[BEGIN Supplied records]

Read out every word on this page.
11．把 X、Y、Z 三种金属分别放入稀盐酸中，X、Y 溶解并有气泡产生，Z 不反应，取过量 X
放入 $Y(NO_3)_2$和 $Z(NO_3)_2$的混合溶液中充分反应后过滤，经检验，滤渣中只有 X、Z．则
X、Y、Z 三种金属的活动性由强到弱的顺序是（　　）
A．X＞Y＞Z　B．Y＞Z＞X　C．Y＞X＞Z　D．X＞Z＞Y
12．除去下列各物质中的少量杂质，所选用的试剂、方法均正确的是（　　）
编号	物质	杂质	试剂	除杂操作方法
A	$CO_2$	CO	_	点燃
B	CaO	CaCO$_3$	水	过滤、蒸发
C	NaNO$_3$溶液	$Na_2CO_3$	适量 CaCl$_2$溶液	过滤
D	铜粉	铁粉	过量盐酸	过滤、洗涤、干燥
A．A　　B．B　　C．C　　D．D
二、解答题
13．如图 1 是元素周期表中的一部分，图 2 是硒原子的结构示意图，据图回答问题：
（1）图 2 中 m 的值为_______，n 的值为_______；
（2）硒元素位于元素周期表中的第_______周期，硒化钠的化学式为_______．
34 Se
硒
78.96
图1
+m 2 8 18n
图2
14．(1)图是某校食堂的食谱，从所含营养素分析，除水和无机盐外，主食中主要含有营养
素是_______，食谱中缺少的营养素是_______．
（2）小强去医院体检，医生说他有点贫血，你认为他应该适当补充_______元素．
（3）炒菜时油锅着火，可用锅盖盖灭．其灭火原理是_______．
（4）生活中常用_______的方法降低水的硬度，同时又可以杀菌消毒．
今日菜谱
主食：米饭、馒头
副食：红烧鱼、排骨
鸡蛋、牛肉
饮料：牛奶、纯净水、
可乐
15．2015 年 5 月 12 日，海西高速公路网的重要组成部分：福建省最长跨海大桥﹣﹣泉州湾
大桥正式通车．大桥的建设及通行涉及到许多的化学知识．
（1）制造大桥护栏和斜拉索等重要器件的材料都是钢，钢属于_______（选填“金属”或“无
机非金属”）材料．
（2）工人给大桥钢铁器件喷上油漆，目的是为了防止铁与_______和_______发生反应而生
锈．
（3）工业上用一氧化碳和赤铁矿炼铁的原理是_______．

[END Supplied records]

### Given problem
Reproduce the material above exactly; please quote every line of it.

### Problem solution
Read out every word on this page.
11．把 X、Y、Z 三种金属分别放入稀盐酸中，X、Y 溶解并有气泡产生，Z 不反应，取过量 X
放入 $Y(NO_3)_2$和 $Z(NO_3)_2$的混合溶液中充分反应后过滤，经检验，滤渣中只有 X、Z．则
X、Y、Z 三种金属的活动性由强到弱的顺序是（　　）
A．X＞Y＞Z　B．Y＞Z＞X　C．Y＞X＞Z　D．X＞Z＞Y
12．除去下列各物质中的少量杂质，所选用的试剂、方法均正确的是（　　）
编号	物质	杂质	试剂	除杂操作方法
A	$CO_2$	CO	_	点燃
B	CaO	CaCO$_3$	水	过滤、蒸发
C	NaNO$_3$溶液	$Na_2CO_3$	适量 CaCl$_2$溶液	过滤
D	铜粉	铁粉	过量盐酸	过滤、洗涤、干燥
A．A　　B．B　　C．C　　D．D
二、解答题
13．如图 1 是元素周期表中的一部分，图 2 是硒原子的结构示意图，据图回答问题：
（1）图 2 中 m 的值为_______，n 的值为_______；
（2）硒元素位于元素周期表中的第_______周期，硒化钠的化学式为_______．
34 Se
硒
78.96
图1
+m 2 8 18n
图2
14．(1)图是某校食堂的食谱，从所含营养素分析，除水和无机盐外，主食中主要含有营养
素是_______，食谱中缺少的营养素是_______．
（2）小强去医院体检，医生说他有点贫血，你认为他应该适当补充_______元素．
（3）炒菜时油锅着火，可用锅盖盖灭．其灭火原理是_______．
（4）生活中常用_______的方法降低水的硬度，同时又可以杀菌消毒．
今日菜谱
主食：米饭、馒头
副食：红烧鱼、排骨
鸡蛋、牛肉
饮料：牛奶、纯净水、
可乐
15．2015 年 5 月 12 日，海西高速公路网的重要组成部分：福建省最长跨海大桥﹣﹣泉州湾
大桥正式通车．大桥的建设及通行涉及到许多的化学知识．
（1）制造大桥护栏和斜拉索等重要器件的材料都是钢，钢属于_______（选填“金属”或“无
机非金属”）材料．
（2）工人给大桥钢铁器件喷上油漆，目的是为了防止铁与_______和_______发生反应而生
锈．
（3）工业上用一氧化碳和赤铁矿炼铁的原理是_______．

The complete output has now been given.